■ Exercise description ■
Each line of the listing that contains the word "MinSumScalingFactor" is to be copied.

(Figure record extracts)
+--
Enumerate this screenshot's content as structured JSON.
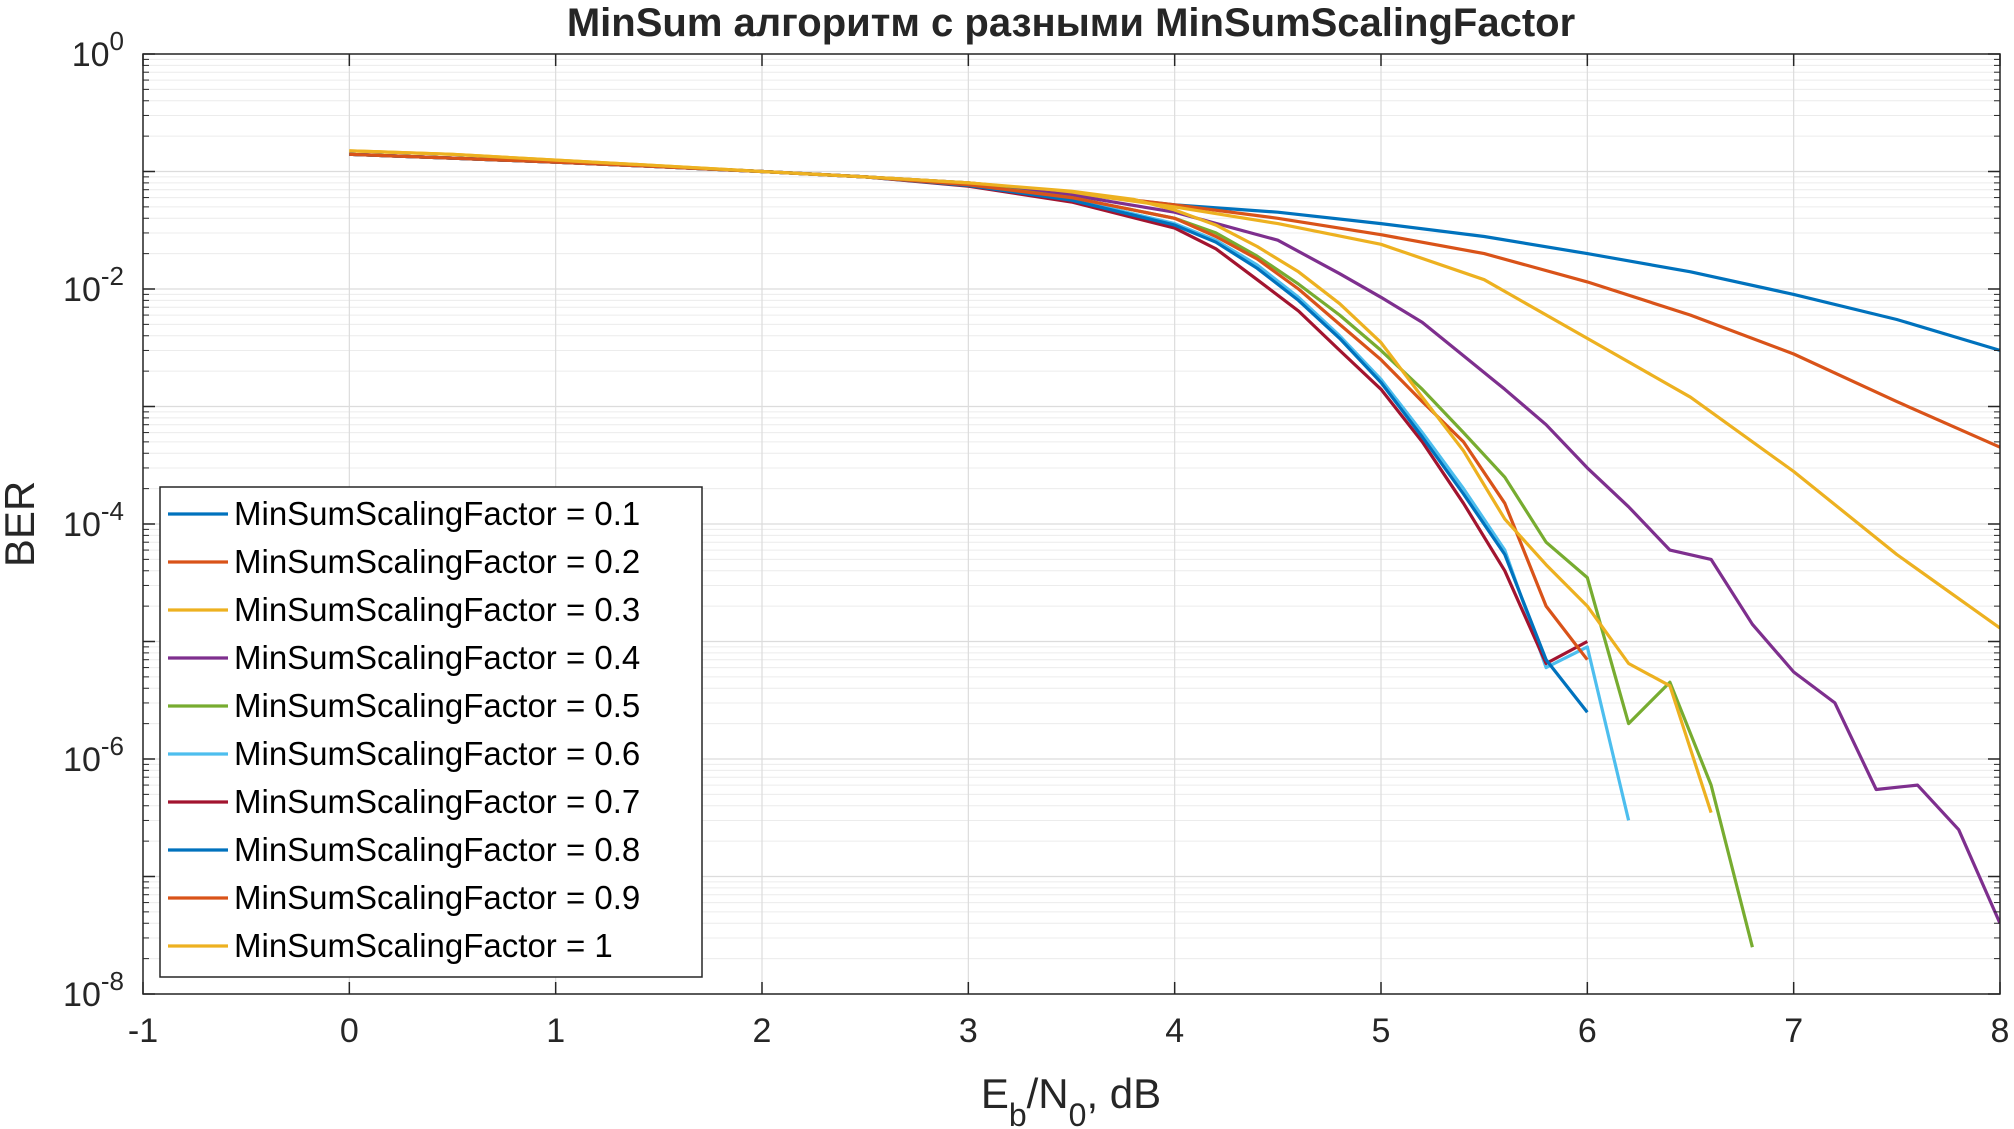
{
  "chart_data": {
    "type": "line",
    "title": "MinSum алгоритм с разными MinSumScalingFactor",
    "xlabel": {
      "main": "E",
      "sub1": "b",
      "mid": "/N",
      "sub2": "0",
      "tail": ", dB"
    },
    "ylabel": "BER",
    "xlim": [
      -1,
      8
    ],
    "ylim": [
      1e-08,
      1
    ],
    "yscale": "log",
    "grid": true,
    "x_ticks": [
      "-1",
      "0",
      "1",
      "2",
      "3",
      "4",
      "5",
      "6",
      "7",
      "8"
    ],
    "y_ticks": [
      {
        "base": "10",
        "exp": "0"
      },
      {
        "base": "10",
        "exp": "-2"
      },
      {
        "base": "10",
        "exp": "-4"
      },
      {
        "base": "10",
        "exp": "-6"
      },
      {
        "base": "10",
        "exp": "-8"
      }
    ],
    "legend_position": "bottom-left",
    "series": [
      {
        "name": "MinSumScalingFactor = 0.1",
        "color": "#0072BD",
        "x": [
          0,
          0.5,
          1,
          1.5,
          2,
          2.5,
          3,
          3.5,
          4,
          4.5,
          5,
          5.5,
          6,
          6.5,
          7,
          7.5,
          8
        ],
        "y": [
          0.14,
          0.13,
          0.12,
          0.11,
          0.1,
          0.09,
          0.08,
          0.065,
          0.052,
          0.045,
          0.036,
          0.028,
          0.02,
          0.014,
          0.009,
          0.0055,
          0.003
        ]
      },
      {
        "name": "MinSumScalingFactor = 0.2",
        "color": "#D95319",
        "x": [
          0,
          0.5,
          1,
          1.5,
          2,
          2.5,
          3,
          3.5,
          4,
          4.5,
          5,
          5.5,
          6,
          6.5,
          7,
          7.5,
          8
        ],
        "y": [
          0.14,
          0.13,
          0.12,
          0.11,
          0.1,
          0.09,
          0.08,
          0.066,
          0.052,
          0.04,
          0.029,
          0.02,
          0.0115,
          0.006,
          0.0028,
          0.0011,
          0.00045
        ]
      },
      {
        "name": "MinSumScalingFactor = 0.3",
        "color": "#EDB120",
        "x": [
          0,
          0.5,
          1,
          1.5,
          2,
          2.5,
          3,
          3.5,
          4,
          4.5,
          5,
          5.5,
          6,
          6.5,
          7,
          7.5,
          8
        ],
        "y": [
          0.15,
          0.14,
          0.125,
          0.112,
          0.1,
          0.09,
          0.08,
          0.066,
          0.05,
          0.036,
          0.024,
          0.012,
          0.0038,
          0.0012,
          0.00028,
          5.5e-05,
          1.3e-05
        ]
      },
      {
        "name": "MinSumScalingFactor = 0.4",
        "color": "#7E2F8E",
        "x": [
          0,
          0.5,
          1,
          1.5,
          2,
          2.5,
          3,
          3.5,
          4,
          4.5,
          4.8,
          5,
          5.2,
          5.4,
          5.6,
          5.8,
          6,
          6.2,
          6.4,
          6.6,
          6.8,
          7,
          7.2,
          7.4,
          7.6,
          7.8,
          8
        ],
        "y": [
          0.14,
          0.13,
          0.12,
          0.11,
          0.1,
          0.09,
          0.079,
          0.063,
          0.045,
          0.026,
          0.0135,
          0.0085,
          0.0052,
          0.0027,
          0.0014,
          0.0007,
          0.0003,
          0.00014,
          6e-05,
          5e-05,
          1.4e-05,
          5.5e-06,
          3e-06,
          5.5e-07,
          6e-07,
          2.5e-07,
          4e-08
        ]
      },
      {
        "name": "MinSumScalingFactor = 0.5",
        "color": "#77AC30",
        "x": [
          0,
          0.5,
          1,
          1.5,
          2,
          2.5,
          3,
          3.5,
          4,
          4.2,
          4.4,
          4.6,
          4.8,
          5,
          5.2,
          5.4,
          5.6,
          5.8,
          6,
          6.2,
          6.4,
          6.6,
          6.8
        ],
        "y": [
          0.14,
          0.13,
          0.12,
          0.11,
          0.1,
          0.09,
          0.078,
          0.06,
          0.04,
          0.03,
          0.019,
          0.011,
          0.006,
          0.003,
          0.0014,
          0.0006,
          0.00025,
          7e-05,
          3.5e-05,
          2e-06,
          4.5e-06,
          6e-07,
          2.5e-08
        ]
      },
      {
        "name": "MinSumScalingFactor = 0.6",
        "color": "#4DBEEE",
        "x": [
          0,
          0.5,
          1,
          1.5,
          2,
          2.5,
          3,
          3.5,
          4,
          4.2,
          4.4,
          4.6,
          4.8,
          5,
          5.2,
          5.4,
          5.6,
          5.8,
          6,
          6.2
        ],
        "y": [
          0.14,
          0.13,
          0.12,
          0.11,
          0.1,
          0.09,
          0.077,
          0.058,
          0.036,
          0.026,
          0.016,
          0.0085,
          0.004,
          0.0017,
          0.0006,
          0.0002,
          6e-05,
          6e-06,
          9e-06,
          3e-07
        ]
      },
      {
        "name": "MinSumScalingFactor = 0.7",
        "color": "#A2142F",
        "x": [
          0,
          0.5,
          1,
          1.5,
          2,
          2.5,
          3,
          3.5,
          4,
          4.2,
          4.4,
          4.6,
          4.8,
          5,
          5.2,
          5.4,
          5.6,
          5.8,
          6
        ],
        "y": [
          0.14,
          0.13,
          0.12,
          0.11,
          0.1,
          0.09,
          0.075,
          0.055,
          0.033,
          0.022,
          0.012,
          0.0065,
          0.003,
          0.0014,
          0.0005,
          0.00015,
          4e-05,
          6.5e-06,
          1e-05
        ]
      },
      {
        "name": "MinSumScalingFactor = 0.8",
        "color": "#0072BD",
        "x": [
          0,
          0.5,
          1,
          1.5,
          2,
          2.5,
          3,
          3.5,
          4,
          4.2,
          4.4,
          4.6,
          4.8,
          5,
          5.2,
          5.4,
          5.6,
          5.8,
          6
        ],
        "y": [
          0.14,
          0.13,
          0.12,
          0.11,
          0.1,
          0.09,
          0.076,
          0.057,
          0.035,
          0.025,
          0.015,
          0.008,
          0.0038,
          0.0016,
          0.00055,
          0.00018,
          5.5e-05,
          7e-06,
          2.5e-06
        ]
      },
      {
        "name": "MinSumScalingFactor = 0.9",
        "color": "#D95319",
        "x": [
          0,
          0.5,
          1,
          1.5,
          2,
          2.5,
          3,
          3.5,
          4,
          4.2,
          4.4,
          4.6,
          4.8,
          5,
          5.2,
          5.4,
          5.6,
          5.8,
          6
        ],
        "y": [
          0.14,
          0.13,
          0.12,
          0.11,
          0.1,
          0.09,
          0.077,
          0.06,
          0.04,
          0.028,
          0.018,
          0.01,
          0.005,
          0.0025,
          0.0011,
          0.0005,
          0.00015,
          2e-05,
          7e-06
        ]
      },
      {
        "name": "MinSumScalingFactor = 1",
        "color": "#EDB120",
        "x": [
          0,
          0.5,
          1,
          1.5,
          2,
          2.5,
          3,
          3.5,
          3.8,
          4,
          4.2,
          4.4,
          4.6,
          4.8,
          5,
          5.2,
          5.4,
          5.6,
          5.8,
          6,
          6.2,
          6.4,
          6.6
        ],
        "y": [
          0.15,
          0.14,
          0.125,
          0.112,
          0.1,
          0.09,
          0.08,
          0.068,
          0.058,
          0.047,
          0.035,
          0.023,
          0.014,
          0.0075,
          0.0035,
          0.0012,
          0.00042,
          0.00011,
          4.5e-05,
          2e-05,
          6.5e-06,
          4.2e-06,
          3.5e-07
        ]
      }
    ]
  }
}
+--
■ The output ■
    "title": "MinSum алгоритм с разными MinSumScalingFactor",
        "name": "MinSumScalingFactor = 0.1",
        "name": "MinSumScalingFactor = 0.2",
        "name": "MinSumScalingFactor = 0.3",
        "name": "MinSumScalingFactor = 0.4",
        "name": "MinSumScalingFactor = 0.5",
        "name": "MinSumScalingFactor = 0.6",
        "name": "MinSumScalingFactor = 0.7",
        "name": "MinSumScalingFactor = 0.8",
        "name": "MinSumScalingFactor = 0.9",
        "name": "MinSumScalingFactor = 1",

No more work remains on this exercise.